Text segment.
-.-.-

From Ocean Teacher Library
Self-Describing FormatsBackground
- These formats are the operational formats in use today by the world's meteorological community (GRIB, BUFR), the satellite community (HDF) and the newly-developed ocean observing systems (NetCDF). Three of them are suitable for gridded or raster data (GRIB, HDF, NetCDF) and two of them are suited for data reports (BUFR, NetCDF). They contain extensive internal metadata, hence the group name, providing user systems with all the information needed for both data discovery and practical usage. Recent advancements that indicate a fusion of these technologies are noted below.
- WMO calls BUFR and GRIB table-driven code forms, because they require the use of many standard code tables (see the WMO Codes reference below). The global meteorological community has led the development of data standards, such as code tables, and in recent months the ocean community has begun to look toward these sample principles.
Binary Universal Form for the Representation of Meteorological Data (BUFR)
Please read the sub-article BUFR and GRIB Formats
Character Form for the Representation and Exchange of Data (CREX)
ASCII analog to BUFR. [Further information needed]
Gridded Binary (GRIB, GRB, GRB1, GRB2)
Please read the sub-article BUFR and GRIB Formats
Hierarchical Data Format (HDF, HDF4, HD4, HDF5, HD5)
Due to its extremely widespread and long-term use within the remote sensing community, HDF has experienced evolution in form, resulting in some issues about format and use that must be addressed. Many thanks to the HDF Group for the material below on Format Issues and for some of the resources cited.

-.-.-

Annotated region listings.
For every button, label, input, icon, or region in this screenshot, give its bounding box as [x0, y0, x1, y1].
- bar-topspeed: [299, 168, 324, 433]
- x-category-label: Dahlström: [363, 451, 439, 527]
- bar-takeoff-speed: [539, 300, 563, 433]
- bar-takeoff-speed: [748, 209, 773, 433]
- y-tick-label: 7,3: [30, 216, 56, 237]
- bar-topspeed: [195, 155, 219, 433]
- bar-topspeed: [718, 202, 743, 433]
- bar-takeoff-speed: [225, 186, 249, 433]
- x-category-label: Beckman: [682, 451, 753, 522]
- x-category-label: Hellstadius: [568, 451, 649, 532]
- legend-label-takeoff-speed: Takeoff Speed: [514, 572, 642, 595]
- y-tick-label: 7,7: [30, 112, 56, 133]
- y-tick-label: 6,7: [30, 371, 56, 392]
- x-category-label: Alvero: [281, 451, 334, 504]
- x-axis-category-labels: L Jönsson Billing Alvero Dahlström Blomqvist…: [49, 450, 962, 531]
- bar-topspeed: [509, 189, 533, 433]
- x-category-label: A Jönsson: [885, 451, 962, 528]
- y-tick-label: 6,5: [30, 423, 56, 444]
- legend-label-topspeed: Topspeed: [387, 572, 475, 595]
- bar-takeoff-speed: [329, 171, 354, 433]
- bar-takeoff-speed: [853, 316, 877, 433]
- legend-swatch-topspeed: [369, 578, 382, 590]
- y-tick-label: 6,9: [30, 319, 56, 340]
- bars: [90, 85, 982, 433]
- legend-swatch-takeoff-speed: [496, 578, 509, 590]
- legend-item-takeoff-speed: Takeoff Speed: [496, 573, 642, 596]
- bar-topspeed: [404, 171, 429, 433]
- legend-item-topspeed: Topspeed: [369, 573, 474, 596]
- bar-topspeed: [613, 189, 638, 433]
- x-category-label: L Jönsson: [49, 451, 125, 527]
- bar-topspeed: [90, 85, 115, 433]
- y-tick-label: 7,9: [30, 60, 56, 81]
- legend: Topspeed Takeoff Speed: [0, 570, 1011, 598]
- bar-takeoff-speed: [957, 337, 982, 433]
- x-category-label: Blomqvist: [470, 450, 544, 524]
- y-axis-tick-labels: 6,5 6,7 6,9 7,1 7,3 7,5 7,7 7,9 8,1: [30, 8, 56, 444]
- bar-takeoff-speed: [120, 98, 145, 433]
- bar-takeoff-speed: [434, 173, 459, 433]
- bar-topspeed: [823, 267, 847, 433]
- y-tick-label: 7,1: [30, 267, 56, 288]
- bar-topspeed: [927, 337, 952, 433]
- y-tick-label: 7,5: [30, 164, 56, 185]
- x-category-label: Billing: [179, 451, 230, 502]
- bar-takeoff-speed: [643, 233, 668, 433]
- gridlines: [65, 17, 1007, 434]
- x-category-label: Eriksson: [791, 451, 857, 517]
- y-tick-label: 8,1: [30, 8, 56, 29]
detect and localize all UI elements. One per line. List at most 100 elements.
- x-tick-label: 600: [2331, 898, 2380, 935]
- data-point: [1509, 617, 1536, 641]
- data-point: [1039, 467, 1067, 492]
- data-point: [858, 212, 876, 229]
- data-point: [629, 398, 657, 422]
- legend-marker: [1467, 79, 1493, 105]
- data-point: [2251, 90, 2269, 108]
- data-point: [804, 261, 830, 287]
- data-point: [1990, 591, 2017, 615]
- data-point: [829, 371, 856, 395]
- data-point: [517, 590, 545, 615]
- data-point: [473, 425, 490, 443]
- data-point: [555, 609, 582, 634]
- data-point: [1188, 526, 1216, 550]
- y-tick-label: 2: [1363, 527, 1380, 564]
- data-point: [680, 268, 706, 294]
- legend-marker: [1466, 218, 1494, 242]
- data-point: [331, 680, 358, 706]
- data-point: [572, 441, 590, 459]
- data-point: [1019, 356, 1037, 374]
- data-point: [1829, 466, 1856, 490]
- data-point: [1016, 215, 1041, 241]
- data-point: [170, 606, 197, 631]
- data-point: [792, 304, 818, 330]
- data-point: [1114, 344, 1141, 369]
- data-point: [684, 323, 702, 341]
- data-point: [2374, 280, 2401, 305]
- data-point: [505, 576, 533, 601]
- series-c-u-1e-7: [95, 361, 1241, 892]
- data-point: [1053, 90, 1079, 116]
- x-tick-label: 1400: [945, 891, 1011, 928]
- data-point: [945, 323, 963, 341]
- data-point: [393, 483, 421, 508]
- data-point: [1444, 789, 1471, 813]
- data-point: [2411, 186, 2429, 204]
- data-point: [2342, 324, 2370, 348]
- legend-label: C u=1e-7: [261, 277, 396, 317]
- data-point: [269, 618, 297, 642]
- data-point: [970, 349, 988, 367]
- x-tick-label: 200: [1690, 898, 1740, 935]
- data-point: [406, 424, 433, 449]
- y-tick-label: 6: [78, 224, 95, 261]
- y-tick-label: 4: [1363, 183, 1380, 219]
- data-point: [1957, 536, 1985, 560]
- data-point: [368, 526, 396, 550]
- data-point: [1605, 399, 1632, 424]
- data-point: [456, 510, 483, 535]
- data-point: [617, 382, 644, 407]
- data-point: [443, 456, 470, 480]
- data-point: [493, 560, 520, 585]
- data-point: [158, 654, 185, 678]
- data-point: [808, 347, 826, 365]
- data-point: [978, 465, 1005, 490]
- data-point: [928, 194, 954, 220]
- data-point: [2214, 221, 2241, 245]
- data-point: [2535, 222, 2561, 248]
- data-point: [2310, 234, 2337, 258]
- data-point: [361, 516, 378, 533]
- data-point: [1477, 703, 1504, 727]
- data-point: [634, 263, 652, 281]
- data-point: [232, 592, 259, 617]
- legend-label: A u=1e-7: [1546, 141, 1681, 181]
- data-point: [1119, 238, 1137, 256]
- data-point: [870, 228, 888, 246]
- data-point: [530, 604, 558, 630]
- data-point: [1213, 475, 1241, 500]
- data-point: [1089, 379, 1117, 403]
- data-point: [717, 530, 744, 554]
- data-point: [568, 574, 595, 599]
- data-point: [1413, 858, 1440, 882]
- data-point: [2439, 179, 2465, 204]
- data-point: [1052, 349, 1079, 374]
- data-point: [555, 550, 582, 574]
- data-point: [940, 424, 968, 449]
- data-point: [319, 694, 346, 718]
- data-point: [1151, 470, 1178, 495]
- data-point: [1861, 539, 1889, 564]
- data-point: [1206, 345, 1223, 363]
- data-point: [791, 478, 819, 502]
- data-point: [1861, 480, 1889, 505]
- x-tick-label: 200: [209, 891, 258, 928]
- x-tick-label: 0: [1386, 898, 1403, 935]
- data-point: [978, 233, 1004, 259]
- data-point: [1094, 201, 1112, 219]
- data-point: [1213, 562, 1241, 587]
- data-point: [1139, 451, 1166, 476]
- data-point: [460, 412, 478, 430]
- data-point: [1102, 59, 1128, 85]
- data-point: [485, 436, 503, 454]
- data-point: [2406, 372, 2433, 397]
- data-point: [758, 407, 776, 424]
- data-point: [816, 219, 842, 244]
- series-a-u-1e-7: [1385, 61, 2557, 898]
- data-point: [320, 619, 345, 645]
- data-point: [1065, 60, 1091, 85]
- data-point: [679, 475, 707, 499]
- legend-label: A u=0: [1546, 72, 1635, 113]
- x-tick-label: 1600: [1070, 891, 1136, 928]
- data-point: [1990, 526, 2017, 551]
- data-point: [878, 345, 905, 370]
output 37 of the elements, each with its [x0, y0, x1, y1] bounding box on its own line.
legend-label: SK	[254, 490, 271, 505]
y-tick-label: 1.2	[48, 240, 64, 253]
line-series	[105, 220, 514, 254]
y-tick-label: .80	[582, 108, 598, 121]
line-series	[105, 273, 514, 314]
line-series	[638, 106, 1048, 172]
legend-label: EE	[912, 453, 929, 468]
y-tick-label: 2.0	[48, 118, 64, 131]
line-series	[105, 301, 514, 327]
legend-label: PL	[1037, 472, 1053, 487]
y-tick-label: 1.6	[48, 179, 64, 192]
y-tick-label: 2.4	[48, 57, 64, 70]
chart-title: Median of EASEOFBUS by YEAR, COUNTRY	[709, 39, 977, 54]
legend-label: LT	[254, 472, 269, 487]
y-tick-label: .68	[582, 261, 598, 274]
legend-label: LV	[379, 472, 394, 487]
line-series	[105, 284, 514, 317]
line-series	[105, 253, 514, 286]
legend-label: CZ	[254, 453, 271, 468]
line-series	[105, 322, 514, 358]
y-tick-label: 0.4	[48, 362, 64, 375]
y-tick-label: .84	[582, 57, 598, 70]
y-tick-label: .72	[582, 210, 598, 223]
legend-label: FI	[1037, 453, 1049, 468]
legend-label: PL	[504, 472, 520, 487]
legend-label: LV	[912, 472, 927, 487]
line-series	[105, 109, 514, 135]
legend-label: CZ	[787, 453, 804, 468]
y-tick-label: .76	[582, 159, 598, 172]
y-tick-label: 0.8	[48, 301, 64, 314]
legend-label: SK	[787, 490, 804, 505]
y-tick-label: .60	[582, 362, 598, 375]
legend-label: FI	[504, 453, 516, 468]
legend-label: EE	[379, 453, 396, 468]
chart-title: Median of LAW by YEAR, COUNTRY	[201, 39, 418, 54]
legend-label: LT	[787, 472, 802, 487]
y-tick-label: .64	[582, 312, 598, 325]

-.-.-

What you will do.
In the text on self-describing data formats, repeat the passage from "Binary Universal Form" to "of Data (CREX)".

Expected answer.
Binary Universal Form for the Representation of Meteorological Data (BUFR)
Please read the sub-article BUFR and GRIB Formats
Character Form for the Representation and Exchange of Data (CREX)